### WHAT IS BEING ASKED
In the mailing-list reply about memory compaction, copy word for word the passage from "From: Mel Gorman" to "alloc_pages caller knowledge.".

----- EXTRACT PROVIDED

Re: [PATCH 6/8] mm: compaction: Perform a faster scan intry_to_compact_pages()

From: Mel Gorman
Date: Fri Nov 19 2010 - 06:16:50 EST


On Thu, Nov 18, 2010 at 08:08:39PM +0100, Andrea Arcangeli wrote:
> On Thu, Nov 18, 2010 at 06:50:46PM +0000, Mel Gorman wrote:
> > For THP in general, I think we can abuse __GFP_NO_KSWAPD. For other callers,
> > I'm not sure it's fair to push the responsibility of async/sync to them. We
> > don't do it for reclaim for example and I'd worry the wrong decisions would
> > be made or that they'd always select async for "performance" and then bitch
> > about an allocation failure.
>
> Ok, let's leave the __GFP and let's stick to the simplest for now
> without alloc_pages caller knowledge.
>

Ok.

> > My only whinge about the lack of reclaimcompact_zone_order is that it
> > makes it harder to even contemplate lumpy compaction in the future but
> > it could always be reintroduced if absolutely necessary.

----------
----- LISTED ENTRIES

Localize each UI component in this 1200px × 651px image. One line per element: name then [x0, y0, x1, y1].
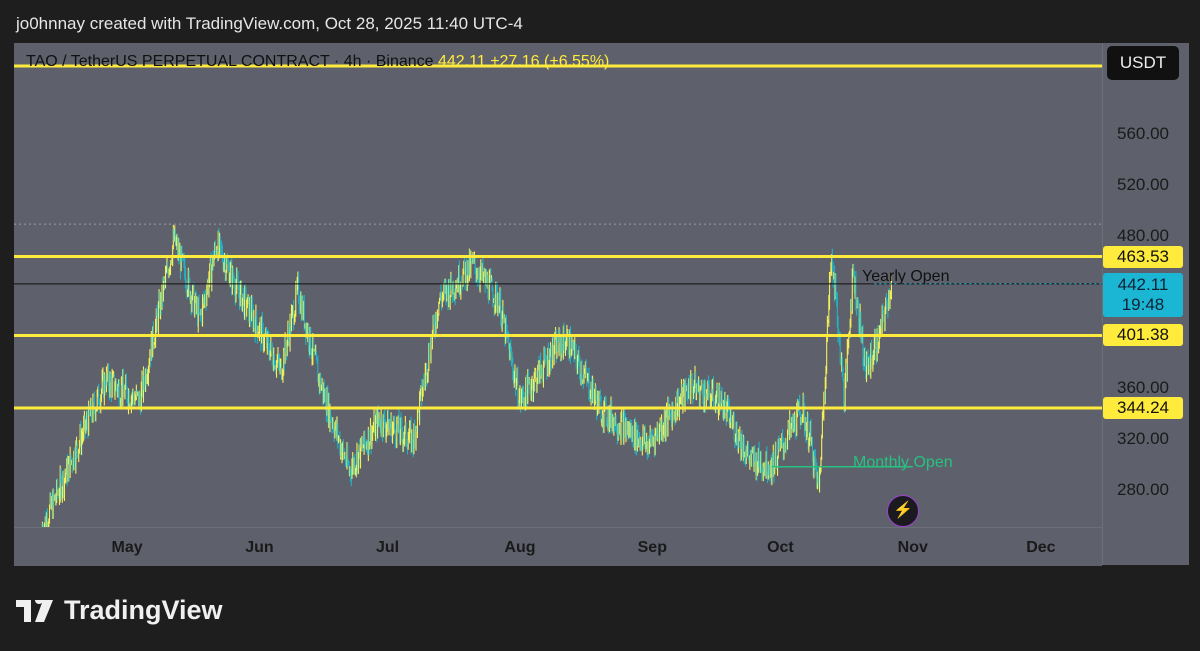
time-tick: Oct	[767, 539, 794, 556]
time-tick: Nov	[897, 539, 928, 556]
chart-pane[interactable]: TAO / TetherUS PERPETUAL CONTRACT · 4h ·…	[14, 43, 1102, 527]
level-price-label: 401.38	[1103, 324, 1183, 347]
level-price-label: 344.24	[1103, 397, 1183, 419]
time-tick: Dec	[1026, 539, 1056, 556]
price-tick: 360.00	[1117, 378, 1169, 397]
price-tick: 280.00	[1117, 479, 1169, 499]
monthly-open-label: Monthly Open	[853, 453, 953, 471]
bar-countdown: 19:48	[1121, 294, 1165, 314]
price-chart	[14, 64, 1102, 527]
price-tick: 560.00	[1117, 124, 1169, 143]
time-tick: Sep	[637, 539, 667, 556]
last-price: 442.11	[437, 53, 486, 70]
time-tick: Jun	[245, 539, 274, 556]
tradingview-logo: TradingView	[16, 595, 223, 626]
symbol-legend: TAO / TetherUS PERPETUAL CONTRACT · 4h ·…	[26, 53, 609, 71]
price-change: +27.16 (+6.55%)	[490, 53, 610, 70]
currency-button[interactable]: USDT	[1107, 46, 1179, 80]
time-tick: May	[111, 539, 143, 556]
logo-text: TradingView	[64, 595, 223, 625]
tv-logo-icon	[16, 599, 53, 622]
price-tick: 320.00	[1117, 428, 1169, 448]
lightning-icon[interactable]: ⚡	[887, 495, 919, 527]
symbol-title: TAO / TetherUS PERPETUAL CONTRACT · 4h ·…	[26, 53, 434, 70]
price-tick: 480.00	[1117, 225, 1169, 245]
time-tick: Aug	[504, 539, 536, 556]
level-price-label: 463.53	[1103, 245, 1183, 268]
price-scale[interactable]: 560.00 520.00 480.00 360.00 320.00 280.00 463.…	[1102, 43, 1189, 565]
time-tick: Jul	[376, 539, 400, 556]
time-axis[interactable]: May Jun Jul Aug Sep Oct Nov Dec	[14, 527, 1102, 566]
last-price-label: 442.11 19:48	[1103, 272, 1183, 317]
last-price-value: 442.11	[1117, 274, 1169, 294]
credit-line: jo0hnnay created with TradingView.com, O…	[16, 14, 523, 33]
price-tick: 520.00	[1117, 174, 1169, 194]
yearly-open-label: Yearly Open	[862, 267, 950, 285]
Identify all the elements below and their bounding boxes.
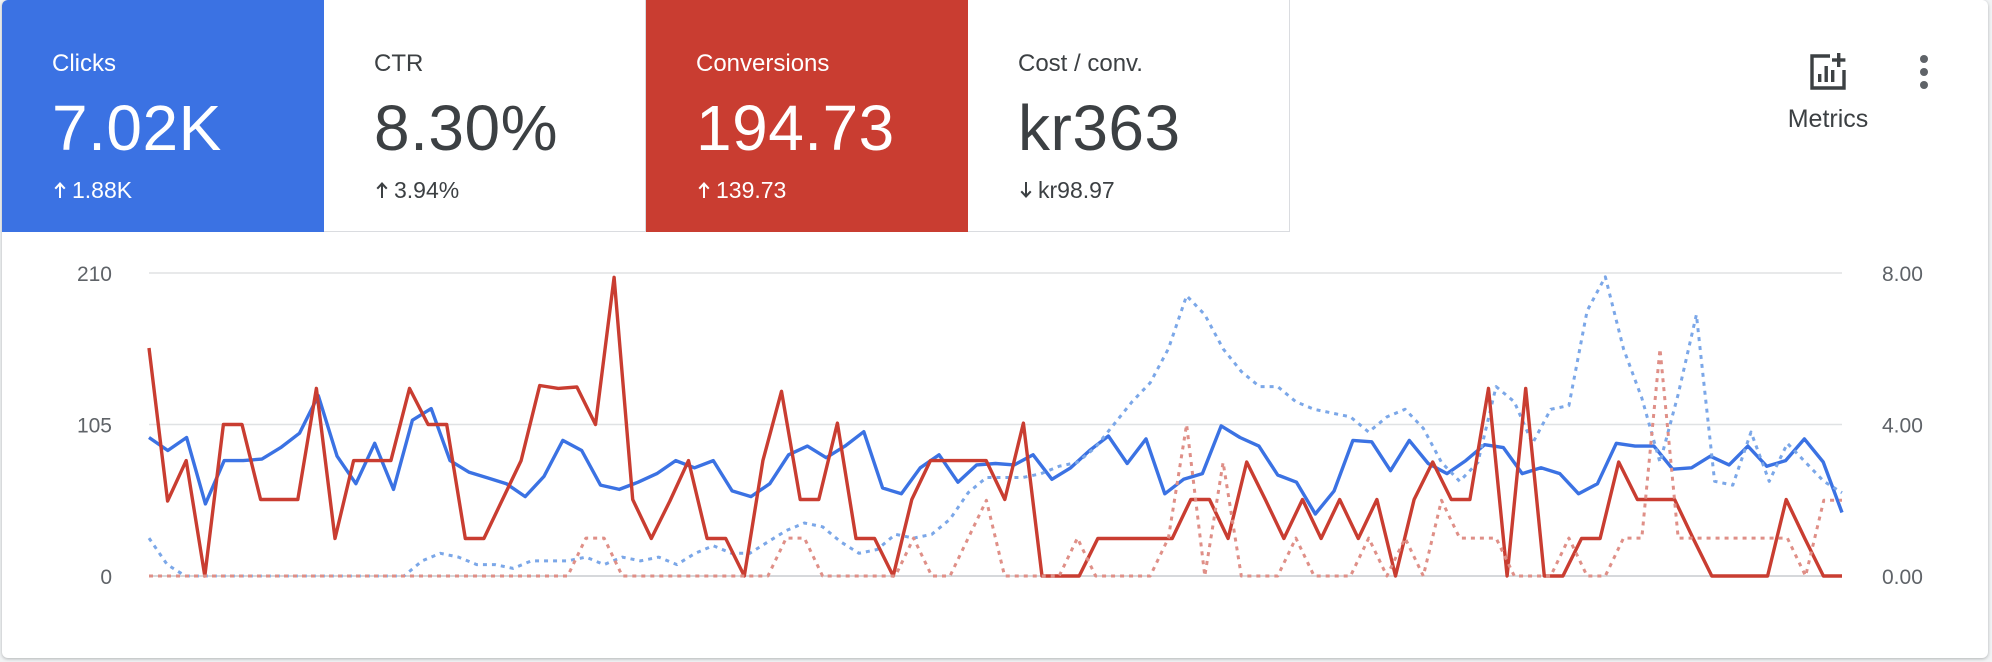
metric-delta-value: 3.94% [394, 177, 460, 203]
metric-tile-cost-per-conversion[interactable]: Cost / conv. kr363 kr98.97 [968, 0, 1290, 232]
right-axis-tick-label: 0.00 [1882, 566, 1923, 589]
metric-label: Clicks [52, 50, 116, 77]
series-line-1 [147, 275, 1843, 578]
series-line-3 [149, 347, 1842, 578]
metric-label: CTR [374, 50, 424, 77]
series-line-0 [148, 393, 1844, 516]
metric-tile-conversions[interactable]: Conversions 194.73 139.73 [646, 0, 968, 232]
arrow-down-icon [1020, 182, 1032, 198]
metric-tile-ctr[interactable]: CTR 8.30% 3.94% [324, 0, 646, 232]
arrow-up-icon [54, 182, 66, 198]
left-axis-tick-label: 105 [77, 415, 112, 438]
metrics-label: Metrics [1787, 105, 1869, 133]
metric-delta-value: 1.88K [72, 177, 133, 203]
metric-value: kr363 [1018, 92, 1181, 164]
arrow-up-icon [698, 182, 710, 198]
left-axis-tick-label: 210 [77, 263, 112, 286]
left-axis-tick-label: 0 [100, 566, 112, 589]
metric-delta: kr98.97 [1018, 176, 1289, 204]
more-vert-icon [1920, 55, 1928, 89]
add-chart-icon [1806, 50, 1850, 94]
right-axis-tick-label: 8.00 [1882, 263, 1923, 286]
metrics-button[interactable]: Metrics [1758, 44, 1898, 144]
more-options-button[interactable] [1906, 50, 1942, 94]
metric-value: 8.30% [374, 92, 558, 164]
metric-value: 194.73 [696, 92, 895, 164]
metric-label: Cost / conv. [1018, 50, 1143, 77]
metric-delta-value: kr98.97 [1038, 177, 1115, 203]
metric-delta: 1.88K [52, 176, 323, 204]
metric-delta: 139.73 [696, 176, 967, 204]
performance-chart: 210 8.00 105 4.00 0 0.00 [77, 263, 1923, 589]
metric-tile-clicks[interactable]: Clicks 7.02K 1.88K [2, 0, 324, 232]
arrow-up-icon [376, 182, 388, 198]
metric-delta-value: 139.73 [716, 177, 787, 203]
metric-delta: 3.94% [374, 176, 645, 204]
metric-value: 7.02K [52, 92, 222, 164]
metric-tiles: Clicks 7.02K 1.88K CTR 8.30% 3.94% Conve… [2, 0, 1290, 232]
metric-label: Conversions [696, 50, 830, 77]
series-line-2 [147, 275, 1842, 578]
right-axis-tick-label: 4.00 [1882, 415, 1923, 438]
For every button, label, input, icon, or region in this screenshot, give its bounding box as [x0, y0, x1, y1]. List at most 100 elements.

----------

### RESPONSE FOR THIS EXERCISE
From: Mel Gorman
Date: Fri Nov 19 2010 - 06:16:50 EST


On Thu, Nov 18, 2010 at 08:08:39PM +0100, Andrea Arcangeli wrote:
> On Thu, Nov 18, 2010 at 06:50:46PM +0000, Mel Gorman wrote:
> > For THP in general, I think we can abuse __GFP_NO_KSWAPD. For other callers,
> > I'm not sure it's fair to push the responsibility of async/sync to them. We
> > don't do it for reclaim for example and I'd worry the wrong decisions would
> > be made or that they'd always select async for "performance" and then bitch
> > about an allocation failure.
>
> Ok, let's leave the __GFP and let's stick to the simplest for now
> without alloc_pages caller knowledge.